| SET PROBLEM |
Copy out each line exactly as it appears.

***** WORKING DATA *****

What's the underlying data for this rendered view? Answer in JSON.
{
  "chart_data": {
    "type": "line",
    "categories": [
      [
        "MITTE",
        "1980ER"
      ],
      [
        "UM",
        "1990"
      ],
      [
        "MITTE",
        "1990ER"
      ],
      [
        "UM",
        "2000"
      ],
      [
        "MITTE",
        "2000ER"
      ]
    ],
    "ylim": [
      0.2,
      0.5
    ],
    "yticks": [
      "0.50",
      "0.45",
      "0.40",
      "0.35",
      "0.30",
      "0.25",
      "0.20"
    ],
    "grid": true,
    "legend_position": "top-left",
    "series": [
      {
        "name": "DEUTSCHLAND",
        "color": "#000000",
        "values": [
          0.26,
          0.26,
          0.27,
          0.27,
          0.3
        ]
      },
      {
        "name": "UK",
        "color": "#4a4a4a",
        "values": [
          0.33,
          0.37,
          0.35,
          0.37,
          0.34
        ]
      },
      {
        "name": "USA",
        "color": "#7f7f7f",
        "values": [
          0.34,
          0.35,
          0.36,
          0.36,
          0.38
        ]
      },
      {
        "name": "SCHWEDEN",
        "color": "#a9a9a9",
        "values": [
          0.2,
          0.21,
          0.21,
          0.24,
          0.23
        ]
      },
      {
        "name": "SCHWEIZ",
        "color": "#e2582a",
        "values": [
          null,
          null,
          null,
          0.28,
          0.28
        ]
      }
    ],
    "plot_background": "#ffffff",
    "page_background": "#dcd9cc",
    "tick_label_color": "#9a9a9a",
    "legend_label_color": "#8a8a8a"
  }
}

*****

| ANSWER TO THE TASK |
What's the underlying data for this rendered view? Answer in JSON.
{
  "chart_data": {
    "type": "line",
    "categories": [
      [
        "MITTE",
        "1980ER"
      ],
      [
        "UM",
        "1990"
      ],
      [
        "MITTE",
        "1990ER"
      ],
      [
        "UM",
        "2000"
      ],
      [
        "MITTE",
        "2000ER"
      ]
    ],
    "ylim": [
      0.2,
      0.5
    ],
    "yticks": [
      "0.50",
      "0.45",
      "0.40",
      "0.35",
      "0.30",
      "0.25",
      "0.20"
    ],
    "grid": true,
    "legend_position": "top-left",
    "series": [
      {
        "name": "DEUTSCHLAND",
        "color": "#000000",
        "values": [
          0.26,
          0.26,
          0.27,
          0.27,
          0.3
        ]
      },
      {
        "name": "UK",
        "color": "#4a4a4a",
        "values": [
          0.33,
          0.37,
          0.35,
          0.37,
          0.34
        ]
      },
      {
        "name": "USA",
        "color": "#7f7f7f",
        "values": [
          0.34,
          0.35,
          0.36,
          0.36,
          0.38
        ]
      },
      {
        "name": "SCHWEDEN",
        "color": "#a9a9a9",
        "values": [
          0.2,
          0.21,
          0.21,
          0.24,
          0.23
        ]
      },
      {
        "name": "SCHWEIZ",
        "color": "#e2582a",
        "values": [
          null,
          null,
          null,
          0.28,
          0.28
        ]
      }
    ],
    "plot_background": "#ffffff",
    "page_background": "#dcd9cc",
    "tick_label_color": "#9a9a9a",
    "legend_label_color": "#8a8a8a"
  }
}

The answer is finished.